## start

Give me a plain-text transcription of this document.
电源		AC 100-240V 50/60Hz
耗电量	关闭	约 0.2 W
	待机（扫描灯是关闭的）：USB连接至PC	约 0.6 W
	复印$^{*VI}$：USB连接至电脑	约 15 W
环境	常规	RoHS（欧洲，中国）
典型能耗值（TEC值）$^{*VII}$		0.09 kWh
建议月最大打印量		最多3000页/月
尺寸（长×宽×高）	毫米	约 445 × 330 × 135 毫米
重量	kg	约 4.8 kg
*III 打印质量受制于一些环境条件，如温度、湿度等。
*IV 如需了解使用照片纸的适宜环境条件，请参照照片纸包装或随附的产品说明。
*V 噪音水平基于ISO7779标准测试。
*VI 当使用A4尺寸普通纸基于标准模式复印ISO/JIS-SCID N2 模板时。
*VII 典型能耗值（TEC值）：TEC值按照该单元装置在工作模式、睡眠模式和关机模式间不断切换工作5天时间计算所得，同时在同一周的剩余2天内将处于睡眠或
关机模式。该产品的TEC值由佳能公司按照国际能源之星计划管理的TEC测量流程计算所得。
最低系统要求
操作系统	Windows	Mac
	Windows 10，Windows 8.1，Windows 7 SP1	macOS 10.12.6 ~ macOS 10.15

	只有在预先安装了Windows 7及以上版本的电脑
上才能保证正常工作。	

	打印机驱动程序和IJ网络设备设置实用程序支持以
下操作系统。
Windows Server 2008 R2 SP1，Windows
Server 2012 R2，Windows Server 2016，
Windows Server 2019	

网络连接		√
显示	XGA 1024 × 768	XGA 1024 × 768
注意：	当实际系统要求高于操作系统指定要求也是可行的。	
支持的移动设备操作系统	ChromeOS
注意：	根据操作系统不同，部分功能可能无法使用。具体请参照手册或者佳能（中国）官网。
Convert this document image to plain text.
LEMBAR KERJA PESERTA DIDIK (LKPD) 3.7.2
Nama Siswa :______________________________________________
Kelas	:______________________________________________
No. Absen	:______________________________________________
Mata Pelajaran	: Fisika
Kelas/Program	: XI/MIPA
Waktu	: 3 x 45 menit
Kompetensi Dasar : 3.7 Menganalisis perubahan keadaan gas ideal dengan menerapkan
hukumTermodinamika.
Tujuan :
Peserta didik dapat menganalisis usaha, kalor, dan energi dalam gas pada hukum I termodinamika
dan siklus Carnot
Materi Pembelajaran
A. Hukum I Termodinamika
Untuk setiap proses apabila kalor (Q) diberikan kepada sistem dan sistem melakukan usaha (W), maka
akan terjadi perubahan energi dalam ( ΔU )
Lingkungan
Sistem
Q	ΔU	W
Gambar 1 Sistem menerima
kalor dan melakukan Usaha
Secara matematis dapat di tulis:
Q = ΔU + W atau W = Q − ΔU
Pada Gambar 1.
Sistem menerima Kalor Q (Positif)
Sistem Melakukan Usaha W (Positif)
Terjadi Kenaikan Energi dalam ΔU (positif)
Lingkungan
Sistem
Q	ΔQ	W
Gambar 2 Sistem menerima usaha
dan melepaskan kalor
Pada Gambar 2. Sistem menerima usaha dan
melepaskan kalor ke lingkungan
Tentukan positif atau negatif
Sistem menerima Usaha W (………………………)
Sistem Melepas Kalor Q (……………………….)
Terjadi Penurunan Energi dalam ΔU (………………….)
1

## end

Reproduce each entry exactly, leaving out nothing.

Give me a plain-text transcription of this document.
电源		AC 100-240V 50/60Hz
耗电量	关闭	约 0.2 W
	待机（扫描灯是关闭的）：USB连接至PC	约 0.6 W
	复印$^{*VI}$：USB连接至电脑	约 15 W
环境	常规	RoHS（欧洲，中国）
典型能耗值（TEC值）$^{*VII}$		0.09 kWh
建议月最大打印量		最多3000页/月
尺寸（长×宽×高）	毫米	约 445 × 330 × 135 毫米
重量	kg	约 4.8 kg
*III 打印质量受制于一些环境条件，如温度、湿度等。
*IV 如需了解使用照片纸的适宜环境条件，请参照照片纸包装或随附的产品说明。
*V 噪音水平基于ISO7779标准测试。
*VI 当使用A4尺寸普通纸基于标准模式复印ISO/JIS-SCID N2 模板时。
*VII 典型能耗值（TEC值）：TEC值按照该单元装置在工作模式、睡眠模式和关机模式间不断切换工作5天时间计算所得，同时在同一周的剩余2天内将处于睡眠或
关机模式。该产品的TEC值由佳能公司按照国际能源之星计划管理的TEC测量流程计算所得。
最低系统要求
操作系统	Windows	Mac
	Windows 10，Windows 8.1，Windows 7 SP1	macOS 10.12.6 ~ macOS 10.15

	只有在预先安装了Windows 7及以上版本的电脑
上才能保证正常工作。	

	打印机驱动程序和IJ网络设备设置实用程序支持以
下操作系统。
Windows Server 2008 R2 SP1，Windows
Server 2012 R2，Windows Server 2016，
Windows Server 2019	

网络连接		√
显示	XGA 1024 × 768	XGA 1024 × 768
注意：	当实际系统要求高于操作系统指定要求也是可行的。	
支持的移动设备操作系统	ChromeOS
注意：	根据操作系统不同，部分功能可能无法使用。具体请参照手册或者佳能（中国）官网。
Convert this document image to plain text.
LEMBAR KERJA PESERTA DIDIK (LKPD) 3.7.2
Nama Siswa :______________________________________________
Kelas	:______________________________________________
No. Absen	:______________________________________________
Mata Pelajaran	: Fisika
Kelas/Program	: XI/MIPA
Waktu	: 3 x 45 menit
Kompetensi Dasar : 3.7 Menganalisis perubahan keadaan gas ideal dengan menerapkan
hukumTermodinamika.
Tujuan :
Peserta didik dapat menganalisis usaha, kalor, dan energi dalam gas pada hukum I termodinamika
dan siklus Carnot
Materi Pembelajaran
A. Hukum I Termodinamika
Untuk setiap proses apabila kalor (Q) diberikan kepada sistem dan sistem melakukan usaha (W), maka
akan terjadi perubahan energi dalam ( ΔU )
Lingkungan
Sistem
Q	ΔU	W
Gambar 1 Sistem menerima
kalor dan melakukan Usaha
Secara matematis dapat di tulis:
Q = ΔU + W atau W = Q − ΔU
Pada Gambar 1.
Sistem menerima Kalor Q (Positif)
Sistem Melakukan Usaha W (Positif)
Terjadi Kenaikan Energi dalam ΔU (positif)
Lingkungan
Sistem
Q	ΔQ	W
Gambar 2 Sistem menerima usaha
dan melepaskan kalor
Pada Gambar 2. Sistem menerima usaha dan
melepaskan kalor ke lingkungan
Tentukan positif atau negatif
Sistem menerima Usaha W (………………………)
Sistem Melepas Kalor Q (……………………….)
Terjadi Penurunan Energi dalam ΔU (………………….)
1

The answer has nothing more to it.